• _Problem_:
Retype the material word for word.

Saved data entries
▽

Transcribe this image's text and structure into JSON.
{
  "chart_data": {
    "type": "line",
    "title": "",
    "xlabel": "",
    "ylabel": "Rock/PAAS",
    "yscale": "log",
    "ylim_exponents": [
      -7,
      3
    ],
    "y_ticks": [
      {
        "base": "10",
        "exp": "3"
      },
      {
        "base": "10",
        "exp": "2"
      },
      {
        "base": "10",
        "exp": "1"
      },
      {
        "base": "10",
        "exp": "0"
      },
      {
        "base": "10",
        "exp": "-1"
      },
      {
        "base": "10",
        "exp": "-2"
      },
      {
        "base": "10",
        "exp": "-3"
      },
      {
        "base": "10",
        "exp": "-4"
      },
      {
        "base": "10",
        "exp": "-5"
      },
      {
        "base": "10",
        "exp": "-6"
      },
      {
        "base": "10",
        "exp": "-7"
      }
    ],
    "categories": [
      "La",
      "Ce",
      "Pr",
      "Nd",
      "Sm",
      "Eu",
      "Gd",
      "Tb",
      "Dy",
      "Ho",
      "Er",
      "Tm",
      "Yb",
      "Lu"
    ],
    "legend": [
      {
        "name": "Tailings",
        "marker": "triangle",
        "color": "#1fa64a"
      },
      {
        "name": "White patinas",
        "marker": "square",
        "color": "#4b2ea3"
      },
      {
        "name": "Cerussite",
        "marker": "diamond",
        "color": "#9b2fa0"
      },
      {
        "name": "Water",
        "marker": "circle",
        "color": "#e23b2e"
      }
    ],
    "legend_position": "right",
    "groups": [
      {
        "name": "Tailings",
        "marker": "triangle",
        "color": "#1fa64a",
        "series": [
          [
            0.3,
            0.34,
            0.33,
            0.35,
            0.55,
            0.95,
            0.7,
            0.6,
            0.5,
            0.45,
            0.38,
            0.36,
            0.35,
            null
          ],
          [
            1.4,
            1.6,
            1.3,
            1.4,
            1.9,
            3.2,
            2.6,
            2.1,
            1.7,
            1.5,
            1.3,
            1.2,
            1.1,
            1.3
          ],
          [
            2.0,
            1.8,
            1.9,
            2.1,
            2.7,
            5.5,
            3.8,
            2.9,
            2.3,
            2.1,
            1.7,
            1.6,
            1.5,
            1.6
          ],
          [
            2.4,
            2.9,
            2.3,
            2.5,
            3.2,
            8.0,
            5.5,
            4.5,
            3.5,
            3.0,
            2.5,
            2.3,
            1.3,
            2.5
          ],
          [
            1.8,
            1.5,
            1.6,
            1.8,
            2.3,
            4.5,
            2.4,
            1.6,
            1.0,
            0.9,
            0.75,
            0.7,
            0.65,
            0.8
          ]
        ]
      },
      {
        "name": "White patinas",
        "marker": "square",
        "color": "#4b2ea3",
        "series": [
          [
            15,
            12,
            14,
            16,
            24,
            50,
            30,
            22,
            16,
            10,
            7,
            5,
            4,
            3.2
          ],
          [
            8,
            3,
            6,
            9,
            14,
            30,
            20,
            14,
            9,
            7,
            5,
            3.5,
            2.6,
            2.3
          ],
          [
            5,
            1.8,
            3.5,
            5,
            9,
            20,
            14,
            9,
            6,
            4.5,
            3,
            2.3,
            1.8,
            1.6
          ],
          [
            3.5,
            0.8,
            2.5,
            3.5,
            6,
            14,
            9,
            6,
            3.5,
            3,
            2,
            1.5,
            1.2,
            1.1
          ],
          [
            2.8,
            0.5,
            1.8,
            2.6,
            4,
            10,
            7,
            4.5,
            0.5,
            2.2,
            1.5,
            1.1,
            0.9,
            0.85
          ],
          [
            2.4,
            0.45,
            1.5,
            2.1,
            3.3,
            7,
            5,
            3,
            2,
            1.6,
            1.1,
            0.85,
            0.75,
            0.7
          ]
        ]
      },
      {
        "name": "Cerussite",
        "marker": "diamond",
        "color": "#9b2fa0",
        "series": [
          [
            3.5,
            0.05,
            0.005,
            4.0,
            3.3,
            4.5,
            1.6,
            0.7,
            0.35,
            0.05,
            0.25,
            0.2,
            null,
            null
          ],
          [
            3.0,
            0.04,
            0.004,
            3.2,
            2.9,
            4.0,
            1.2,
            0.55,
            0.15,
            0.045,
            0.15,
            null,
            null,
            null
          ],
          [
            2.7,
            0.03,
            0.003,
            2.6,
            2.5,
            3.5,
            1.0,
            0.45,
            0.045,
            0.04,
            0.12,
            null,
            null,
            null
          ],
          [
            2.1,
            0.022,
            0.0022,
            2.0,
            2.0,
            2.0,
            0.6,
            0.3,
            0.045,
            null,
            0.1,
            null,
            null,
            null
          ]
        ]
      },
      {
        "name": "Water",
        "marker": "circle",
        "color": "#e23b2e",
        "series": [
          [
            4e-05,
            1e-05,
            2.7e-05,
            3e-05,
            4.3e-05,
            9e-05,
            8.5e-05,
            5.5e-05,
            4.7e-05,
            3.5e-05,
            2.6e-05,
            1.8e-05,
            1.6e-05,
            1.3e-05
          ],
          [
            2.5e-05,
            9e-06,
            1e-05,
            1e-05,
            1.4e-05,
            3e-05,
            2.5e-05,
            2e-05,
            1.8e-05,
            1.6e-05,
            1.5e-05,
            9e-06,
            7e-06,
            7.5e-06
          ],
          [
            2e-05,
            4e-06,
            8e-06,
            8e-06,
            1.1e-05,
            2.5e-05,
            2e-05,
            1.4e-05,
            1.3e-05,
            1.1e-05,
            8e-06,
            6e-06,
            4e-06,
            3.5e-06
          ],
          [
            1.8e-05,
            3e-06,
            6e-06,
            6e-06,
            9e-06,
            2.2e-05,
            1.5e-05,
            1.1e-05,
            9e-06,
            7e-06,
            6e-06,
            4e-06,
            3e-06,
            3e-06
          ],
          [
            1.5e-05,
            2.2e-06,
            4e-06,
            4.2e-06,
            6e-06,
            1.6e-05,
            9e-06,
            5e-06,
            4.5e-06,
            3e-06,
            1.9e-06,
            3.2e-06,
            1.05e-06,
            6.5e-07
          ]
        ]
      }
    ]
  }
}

△

• _Output of the task_:
Transcribe this image's text and structure into JSON.
{
  "chart_data": {
    "type": "line",
    "title": "",
    "xlabel": "",
    "ylabel": "Rock/PAAS",
    "yscale": "log",
    "ylim_exponents": [
      -7,
      3
    ],
    "y_ticks": [
      {
        "base": "10",
        "exp": "3"
      },
      {
        "base": "10",
        "exp": "2"
      },
      {
        "base": "10",
        "exp": "1"
      },
      {
        "base": "10",
        "exp": "0"
      },
      {
        "base": "10",
        "exp": "-1"
      },
      {
        "base": "10",
        "exp": "-2"
      },
      {
        "base": "10",
        "exp": "-3"
      },
      {
        "base": "10",
        "exp": "-4"
      },
      {
        "base": "10",
        "exp": "-5"
      },
      {
        "base": "10",
        "exp": "-6"
      },
      {
        "base": "10",
        "exp": "-7"
      }
    ],
    "categories": [
      "La",
      "Ce",
      "Pr",
      "Nd",
      "Sm",
      "Eu",
      "Gd",
      "Tb",
      "Dy",
      "Ho",
      "Er",
      "Tm",
      "Yb",
      "Lu"
    ],
    "legend": [
      {
        "name": "Tailings",
        "marker": "triangle",
        "color": "#1fa64a"
      },
      {
        "name": "White patinas",
        "marker": "square",
        "color": "#4b2ea3"
      },
      {
        "name": "Cerussite",
        "marker": "diamond",
        "color": "#9b2fa0"
      },
      {
        "name": "Water",
        "marker": "circle",
        "color": "#e23b2e"
      }
    ],
    "legend_position": "right",
    "groups": [
      {
        "name": "Tailings",
        "marker": "triangle",
        "color": "#1fa64a",
        "series": [
          [
            0.3,
            0.34,
            0.33,
            0.35,
            0.55,
            0.95,
            0.7,
            0.6,
            0.5,
            0.45,
            0.38,
            0.36,
            0.35,
            null
          ],
          [
            1.4,
            1.6,
            1.3,
            1.4,
            1.9,
            3.2,
            2.6,
            2.1,
            1.7,
            1.5,
            1.3,
            1.2,
            1.1,
            1.3
          ],
          [
            2.0,
            1.8,
            1.9,
            2.1,
            2.7,
            5.5,
            3.8,
            2.9,
            2.3,
            2.1,
            1.7,
            1.6,
            1.5,
            1.6
          ],
          [
            2.4,
            2.9,
            2.3,
            2.5,
            3.2,
            8.0,
            5.5,
            4.5,
            3.5,
            3.0,
            2.5,
            2.3,
            1.3,
            2.5
          ],
          [
            1.8,
            1.5,
            1.6,
            1.8,
            2.3,
            4.5,
            2.4,
            1.6,
            1.0,
            0.9,
            0.75,
            0.7,
            0.65,
            0.8
          ]
        ]
      },
      {
        "name": "White patinas",
        "marker": "square",
        "color": "#4b2ea3",
        "series": [
          [
            15,
            12,
            14,
            16,
            24,
            50,
            30,
            22,
            16,
            10,
            7,
            5,
            4,
            3.2
          ],
          [
            8,
            3,
            6,
            9,
            14,
            30,
            20,
            14,
            9,
            7,
            5,
            3.5,
            2.6,
            2.3
          ],
          [
            5,
            1.8,
            3.5,
            5,
            9,
            20,
            14,
            9,
            6,
            4.5,
            3,
            2.3,
            1.8,
            1.6
          ],
          [
            3.5,
            0.8,
            2.5,
            3.5,
            6,
            14,
            9,
            6,
            3.5,
            3,
            2,
            1.5,
            1.2,
            1.1
          ],
          [
            2.8,
            0.5,
            1.8,
            2.6,
            4,
            10,
            7,
            4.5,
            0.5,
            2.2,
            1.5,
            1.1,
            0.9,
            0.85
          ],
          [
            2.4,
            0.45,
            1.5,
            2.1,
            3.3,
            7,
            5,
            3,
            2,
            1.6,
            1.1,
            0.85,
            0.75,
            0.7
          ]
        ]
      },
      {
        "name": "Cerussite",
        "marker": "diamond",
        "color": "#9b2fa0",
        "series": [
          [
            3.5,
            0.05,
            0.005,
            4.0,
            3.3,
            4.5,
            1.6,
            0.7,
            0.35,
            0.05,
            0.25,
            0.2,
            null,
            null
          ],
          [
            3.0,
            0.04,
            0.004,
            3.2,
            2.9,
            4.0,
            1.2,
            0.55,
            0.15,
            0.045,
            0.15,
            null,
            null,
            null
          ],
          [
            2.7,
            0.03,
            0.003,
            2.6,
            2.5,
            3.5,
            1.0,
            0.45,
            0.045,
            0.04,
            0.12,
            null,
            null,
            null
          ],
          [
            2.1,
            0.022,
            0.0022,
            2.0,
            2.0,
            2.0,
            0.6,
            0.3,
            0.045,
            null,
            0.1,
            null,
            null,
            null
          ]
        ]
      },
      {
        "name": "Water",
        "marker": "circle",
        "color": "#e23b2e",
        "series": [
          [
            4e-05,
            1e-05,
            2.7e-05,
            3e-05,
            4.3e-05,
            9e-05,
            8.5e-05,
            5.5e-05,
            4.7e-05,
            3.5e-05,
            2.6e-05,
            1.8e-05,
            1.6e-05,
            1.3e-05
          ],
          [
            2.5e-05,
            9e-06,
            1e-05,
            1e-05,
            1.4e-05,
            3e-05,
            2.5e-05,
            2e-05,
            1.8e-05,
            1.6e-05,
            1.5e-05,
            9e-06,
            7e-06,
            7.5e-06
          ],
          [
            2e-05,
            4e-06,
            8e-06,
            8e-06,
            1.1e-05,
            2.5e-05,
            2e-05,
            1.4e-05,
            1.3e-05,
            1.1e-05,
            8e-06,
            6e-06,
            4e-06,
            3.5e-06
          ],
          [
            1.8e-05,
            3e-06,
            6e-06,
            6e-06,
            9e-06,
            2.2e-05,
            1.5e-05,
            1.1e-05,
            9e-06,
            7e-06,
            6e-06,
            4e-06,
            3e-06,
            3e-06
          ],
          [
            1.5e-05,
            2.2e-06,
            4e-06,
            4.2e-06,
            6e-06,
            1.6e-05,
            9e-06,
            5e-06,
            4.5e-06,
            3e-06,
            1.9e-06,
            3.2e-06,
            1.05e-06,
            6.5e-07
          ]
        ]
      }
    ]
  }
}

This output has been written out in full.